Entries taken from a collection
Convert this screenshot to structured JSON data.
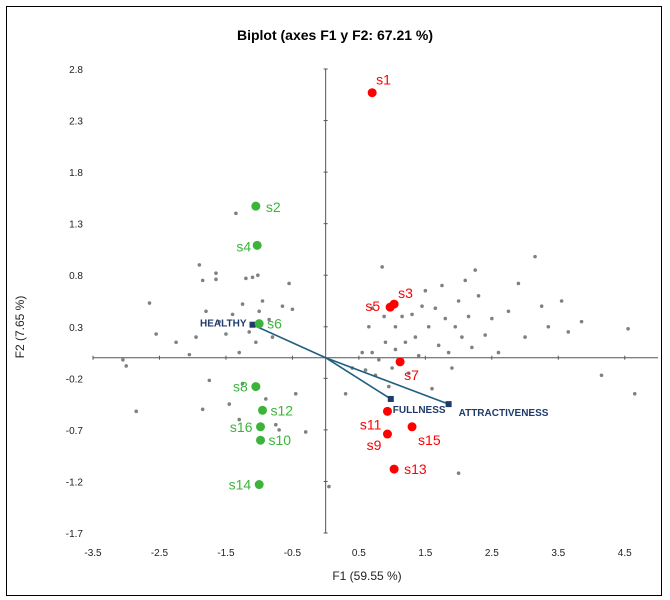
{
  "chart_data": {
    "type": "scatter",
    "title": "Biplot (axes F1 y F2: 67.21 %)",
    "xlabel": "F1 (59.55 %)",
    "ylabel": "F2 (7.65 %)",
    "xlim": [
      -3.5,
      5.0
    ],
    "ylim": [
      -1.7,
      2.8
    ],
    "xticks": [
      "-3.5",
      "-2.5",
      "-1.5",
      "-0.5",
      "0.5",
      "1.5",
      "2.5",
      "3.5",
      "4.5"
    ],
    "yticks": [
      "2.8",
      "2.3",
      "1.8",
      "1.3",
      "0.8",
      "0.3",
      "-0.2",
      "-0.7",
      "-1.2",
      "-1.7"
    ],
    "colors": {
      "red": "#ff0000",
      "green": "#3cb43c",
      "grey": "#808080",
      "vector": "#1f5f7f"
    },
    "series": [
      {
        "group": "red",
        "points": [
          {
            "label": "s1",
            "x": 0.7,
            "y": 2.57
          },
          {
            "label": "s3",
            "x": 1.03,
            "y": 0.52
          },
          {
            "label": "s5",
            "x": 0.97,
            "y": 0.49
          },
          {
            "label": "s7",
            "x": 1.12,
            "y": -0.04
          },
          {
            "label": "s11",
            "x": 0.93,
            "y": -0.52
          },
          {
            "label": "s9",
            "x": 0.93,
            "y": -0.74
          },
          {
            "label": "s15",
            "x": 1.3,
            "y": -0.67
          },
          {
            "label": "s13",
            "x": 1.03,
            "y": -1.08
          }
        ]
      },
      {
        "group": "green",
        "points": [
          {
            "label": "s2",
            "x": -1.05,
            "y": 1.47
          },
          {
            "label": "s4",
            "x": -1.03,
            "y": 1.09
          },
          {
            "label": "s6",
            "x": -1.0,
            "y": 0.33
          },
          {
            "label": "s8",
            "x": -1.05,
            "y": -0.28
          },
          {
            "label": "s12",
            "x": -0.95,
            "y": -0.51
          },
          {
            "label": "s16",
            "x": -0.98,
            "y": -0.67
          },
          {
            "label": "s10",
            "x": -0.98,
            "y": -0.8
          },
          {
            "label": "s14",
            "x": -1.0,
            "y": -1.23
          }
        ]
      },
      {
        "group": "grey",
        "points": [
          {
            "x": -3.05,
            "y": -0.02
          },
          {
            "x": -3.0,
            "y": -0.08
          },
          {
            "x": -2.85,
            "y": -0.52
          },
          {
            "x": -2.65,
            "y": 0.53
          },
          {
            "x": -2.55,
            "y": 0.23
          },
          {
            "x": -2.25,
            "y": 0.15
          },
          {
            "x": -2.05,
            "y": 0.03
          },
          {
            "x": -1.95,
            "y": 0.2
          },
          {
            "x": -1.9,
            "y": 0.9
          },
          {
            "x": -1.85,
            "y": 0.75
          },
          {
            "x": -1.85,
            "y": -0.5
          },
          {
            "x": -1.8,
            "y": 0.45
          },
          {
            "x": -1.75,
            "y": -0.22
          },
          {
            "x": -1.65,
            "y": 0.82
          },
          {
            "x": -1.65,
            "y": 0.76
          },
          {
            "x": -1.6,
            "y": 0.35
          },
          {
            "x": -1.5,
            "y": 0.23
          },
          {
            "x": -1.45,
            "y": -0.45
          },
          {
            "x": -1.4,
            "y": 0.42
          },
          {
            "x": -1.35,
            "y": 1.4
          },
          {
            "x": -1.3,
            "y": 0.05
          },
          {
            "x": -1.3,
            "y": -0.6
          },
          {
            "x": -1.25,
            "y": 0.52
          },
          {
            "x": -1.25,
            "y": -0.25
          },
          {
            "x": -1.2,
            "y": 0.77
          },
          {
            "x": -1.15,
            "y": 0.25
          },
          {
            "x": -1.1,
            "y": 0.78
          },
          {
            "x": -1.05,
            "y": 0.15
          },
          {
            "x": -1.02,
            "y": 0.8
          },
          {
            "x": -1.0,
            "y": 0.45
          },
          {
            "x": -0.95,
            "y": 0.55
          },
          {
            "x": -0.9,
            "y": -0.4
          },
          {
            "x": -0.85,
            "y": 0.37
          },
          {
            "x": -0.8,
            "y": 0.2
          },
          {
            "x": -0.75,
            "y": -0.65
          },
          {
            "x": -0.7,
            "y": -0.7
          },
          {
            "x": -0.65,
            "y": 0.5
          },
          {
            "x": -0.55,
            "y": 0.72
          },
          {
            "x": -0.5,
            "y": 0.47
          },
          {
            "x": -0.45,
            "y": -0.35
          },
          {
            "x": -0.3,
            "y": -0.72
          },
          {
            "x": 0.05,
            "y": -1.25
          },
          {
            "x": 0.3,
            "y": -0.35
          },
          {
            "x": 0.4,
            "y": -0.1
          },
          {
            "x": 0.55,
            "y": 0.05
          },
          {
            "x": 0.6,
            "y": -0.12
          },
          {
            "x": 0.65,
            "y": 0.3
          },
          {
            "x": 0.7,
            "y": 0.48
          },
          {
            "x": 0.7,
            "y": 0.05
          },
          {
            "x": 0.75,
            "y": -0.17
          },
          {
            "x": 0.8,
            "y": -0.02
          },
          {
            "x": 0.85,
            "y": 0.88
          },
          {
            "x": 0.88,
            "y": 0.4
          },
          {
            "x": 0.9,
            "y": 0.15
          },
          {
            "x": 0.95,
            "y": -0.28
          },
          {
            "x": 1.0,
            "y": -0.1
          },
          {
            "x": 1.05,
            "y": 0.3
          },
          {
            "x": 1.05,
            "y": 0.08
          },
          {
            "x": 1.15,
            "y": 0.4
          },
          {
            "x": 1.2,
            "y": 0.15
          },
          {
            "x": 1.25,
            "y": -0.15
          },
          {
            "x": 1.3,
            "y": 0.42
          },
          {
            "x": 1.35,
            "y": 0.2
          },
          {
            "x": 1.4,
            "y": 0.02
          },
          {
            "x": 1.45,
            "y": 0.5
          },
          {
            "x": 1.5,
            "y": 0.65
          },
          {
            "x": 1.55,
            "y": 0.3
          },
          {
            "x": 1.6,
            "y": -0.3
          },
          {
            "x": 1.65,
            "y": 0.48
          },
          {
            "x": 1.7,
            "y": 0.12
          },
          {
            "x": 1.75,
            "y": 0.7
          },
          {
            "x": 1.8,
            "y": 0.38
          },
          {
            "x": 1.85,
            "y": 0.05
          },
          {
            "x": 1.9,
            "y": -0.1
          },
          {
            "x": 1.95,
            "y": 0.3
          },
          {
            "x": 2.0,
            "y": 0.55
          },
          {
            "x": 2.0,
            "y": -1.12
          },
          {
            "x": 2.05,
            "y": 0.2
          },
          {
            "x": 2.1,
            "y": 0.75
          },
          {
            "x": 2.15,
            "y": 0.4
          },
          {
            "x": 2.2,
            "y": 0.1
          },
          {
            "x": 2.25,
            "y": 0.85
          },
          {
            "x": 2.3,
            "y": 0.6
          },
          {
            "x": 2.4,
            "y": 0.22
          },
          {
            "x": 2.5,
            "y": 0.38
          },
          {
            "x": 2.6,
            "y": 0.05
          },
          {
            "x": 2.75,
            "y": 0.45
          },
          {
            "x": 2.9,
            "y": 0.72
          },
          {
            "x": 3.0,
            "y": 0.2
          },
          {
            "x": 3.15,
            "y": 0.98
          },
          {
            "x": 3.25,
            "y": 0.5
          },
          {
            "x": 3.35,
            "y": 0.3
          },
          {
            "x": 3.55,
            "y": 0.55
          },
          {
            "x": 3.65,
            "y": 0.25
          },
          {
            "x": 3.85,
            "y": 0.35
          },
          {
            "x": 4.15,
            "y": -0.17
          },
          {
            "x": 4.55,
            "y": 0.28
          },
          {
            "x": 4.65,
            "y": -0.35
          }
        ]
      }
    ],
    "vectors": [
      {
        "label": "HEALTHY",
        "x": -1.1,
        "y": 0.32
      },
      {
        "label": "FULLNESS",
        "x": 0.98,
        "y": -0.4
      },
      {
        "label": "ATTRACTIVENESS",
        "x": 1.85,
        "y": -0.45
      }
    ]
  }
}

==

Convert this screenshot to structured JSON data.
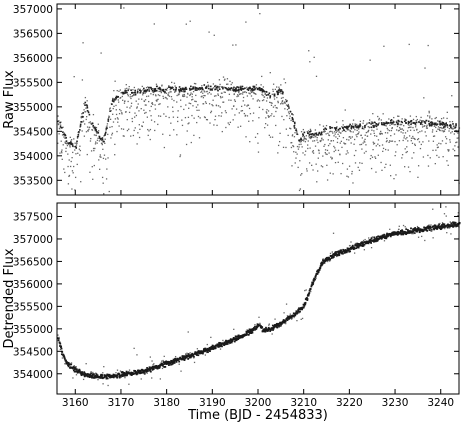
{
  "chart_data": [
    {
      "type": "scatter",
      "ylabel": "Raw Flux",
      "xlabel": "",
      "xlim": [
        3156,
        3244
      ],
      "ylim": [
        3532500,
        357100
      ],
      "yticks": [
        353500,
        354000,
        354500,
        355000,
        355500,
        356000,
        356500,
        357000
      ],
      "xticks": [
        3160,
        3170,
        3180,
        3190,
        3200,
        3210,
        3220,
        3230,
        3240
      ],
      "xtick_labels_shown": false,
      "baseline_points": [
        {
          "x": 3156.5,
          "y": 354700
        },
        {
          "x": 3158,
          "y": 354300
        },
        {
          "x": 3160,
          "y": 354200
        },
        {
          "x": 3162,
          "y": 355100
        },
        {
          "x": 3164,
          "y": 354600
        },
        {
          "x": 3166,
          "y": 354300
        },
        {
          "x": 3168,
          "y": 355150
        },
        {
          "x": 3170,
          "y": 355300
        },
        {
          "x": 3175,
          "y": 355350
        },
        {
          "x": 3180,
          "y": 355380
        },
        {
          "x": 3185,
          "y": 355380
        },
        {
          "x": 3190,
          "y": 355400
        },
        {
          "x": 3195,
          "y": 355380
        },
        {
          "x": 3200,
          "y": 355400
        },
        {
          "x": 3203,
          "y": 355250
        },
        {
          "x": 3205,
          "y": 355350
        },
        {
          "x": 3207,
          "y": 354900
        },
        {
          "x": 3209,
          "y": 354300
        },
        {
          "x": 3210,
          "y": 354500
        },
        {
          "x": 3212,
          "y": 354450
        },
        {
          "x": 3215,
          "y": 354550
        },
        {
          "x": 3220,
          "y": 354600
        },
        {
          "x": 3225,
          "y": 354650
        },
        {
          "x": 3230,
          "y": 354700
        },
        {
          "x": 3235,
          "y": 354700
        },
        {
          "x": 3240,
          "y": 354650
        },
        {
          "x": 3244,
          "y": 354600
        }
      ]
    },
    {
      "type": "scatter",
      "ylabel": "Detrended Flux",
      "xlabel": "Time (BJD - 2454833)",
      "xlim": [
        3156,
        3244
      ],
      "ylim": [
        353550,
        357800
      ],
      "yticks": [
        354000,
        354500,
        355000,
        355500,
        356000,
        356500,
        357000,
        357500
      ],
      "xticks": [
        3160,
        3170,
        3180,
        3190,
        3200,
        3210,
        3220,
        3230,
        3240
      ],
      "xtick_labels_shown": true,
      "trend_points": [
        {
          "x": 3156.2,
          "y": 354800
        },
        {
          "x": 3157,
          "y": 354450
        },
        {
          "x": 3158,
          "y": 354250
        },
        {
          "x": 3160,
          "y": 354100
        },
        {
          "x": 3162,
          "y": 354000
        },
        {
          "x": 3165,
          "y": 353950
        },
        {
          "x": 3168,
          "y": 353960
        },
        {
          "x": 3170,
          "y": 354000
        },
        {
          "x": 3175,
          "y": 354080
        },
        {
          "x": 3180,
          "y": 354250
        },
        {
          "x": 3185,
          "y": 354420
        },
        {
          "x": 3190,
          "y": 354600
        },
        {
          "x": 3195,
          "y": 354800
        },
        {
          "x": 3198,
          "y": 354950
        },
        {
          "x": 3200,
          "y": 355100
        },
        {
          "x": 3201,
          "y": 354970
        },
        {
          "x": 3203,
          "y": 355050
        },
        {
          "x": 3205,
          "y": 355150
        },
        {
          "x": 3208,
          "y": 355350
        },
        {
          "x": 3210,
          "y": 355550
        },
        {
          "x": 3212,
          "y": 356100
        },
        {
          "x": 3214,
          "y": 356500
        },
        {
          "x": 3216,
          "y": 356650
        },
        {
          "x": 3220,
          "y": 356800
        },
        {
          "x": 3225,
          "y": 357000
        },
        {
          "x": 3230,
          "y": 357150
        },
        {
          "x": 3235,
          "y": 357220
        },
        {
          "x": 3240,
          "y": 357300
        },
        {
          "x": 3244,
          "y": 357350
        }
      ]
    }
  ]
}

==

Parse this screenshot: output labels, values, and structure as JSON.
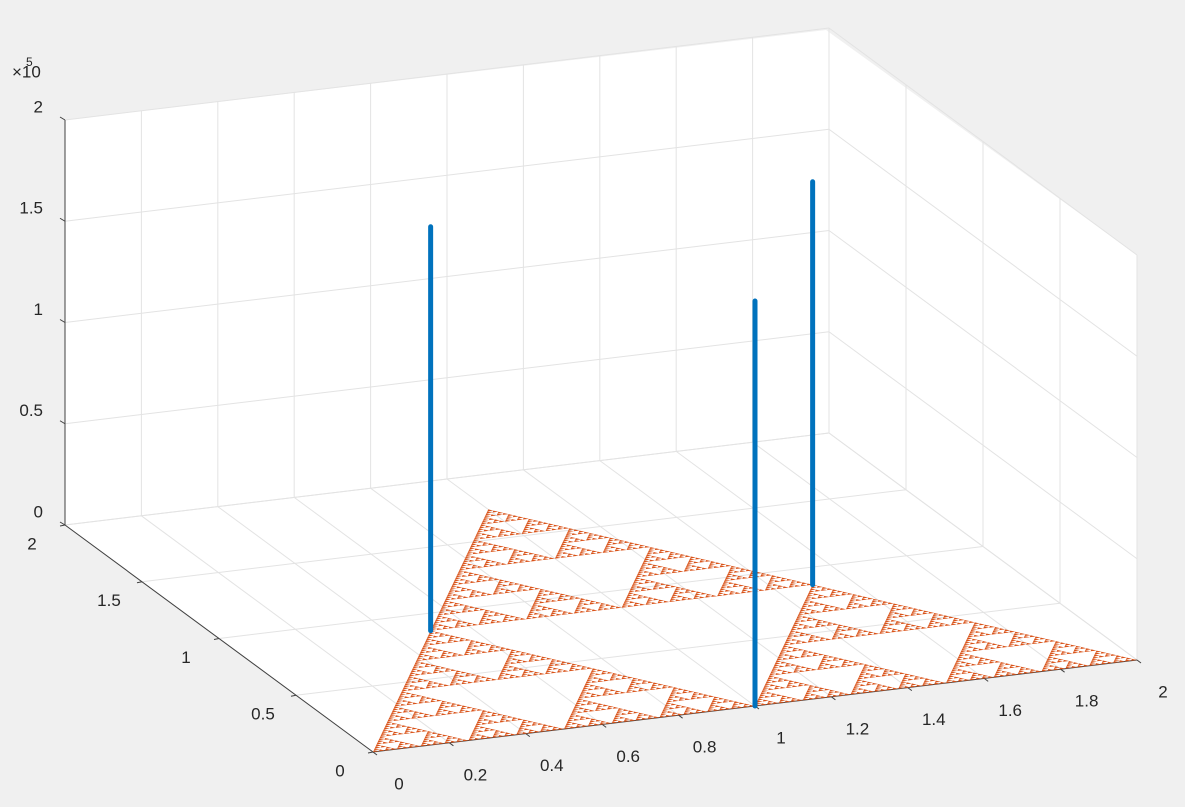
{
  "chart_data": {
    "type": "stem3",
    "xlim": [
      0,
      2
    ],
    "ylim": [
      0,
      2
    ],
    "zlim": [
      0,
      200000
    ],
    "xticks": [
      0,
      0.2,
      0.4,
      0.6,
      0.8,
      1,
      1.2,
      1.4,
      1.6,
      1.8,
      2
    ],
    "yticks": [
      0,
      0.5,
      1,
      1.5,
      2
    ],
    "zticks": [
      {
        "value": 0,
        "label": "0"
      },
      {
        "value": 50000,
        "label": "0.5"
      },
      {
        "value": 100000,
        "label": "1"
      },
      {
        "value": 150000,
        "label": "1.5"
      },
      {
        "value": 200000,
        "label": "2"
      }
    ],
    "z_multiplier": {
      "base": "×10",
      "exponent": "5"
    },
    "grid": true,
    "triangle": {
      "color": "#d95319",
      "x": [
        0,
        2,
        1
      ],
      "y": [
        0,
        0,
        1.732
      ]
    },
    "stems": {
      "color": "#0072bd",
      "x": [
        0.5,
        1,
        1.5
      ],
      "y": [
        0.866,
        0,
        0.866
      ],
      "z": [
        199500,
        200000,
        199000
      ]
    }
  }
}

**What you should do:** Where a line holds "Flux", copy it out.

**Written response:**
      "ylabel": "Raw Flux",
      "ylabel": "Detrended Flux",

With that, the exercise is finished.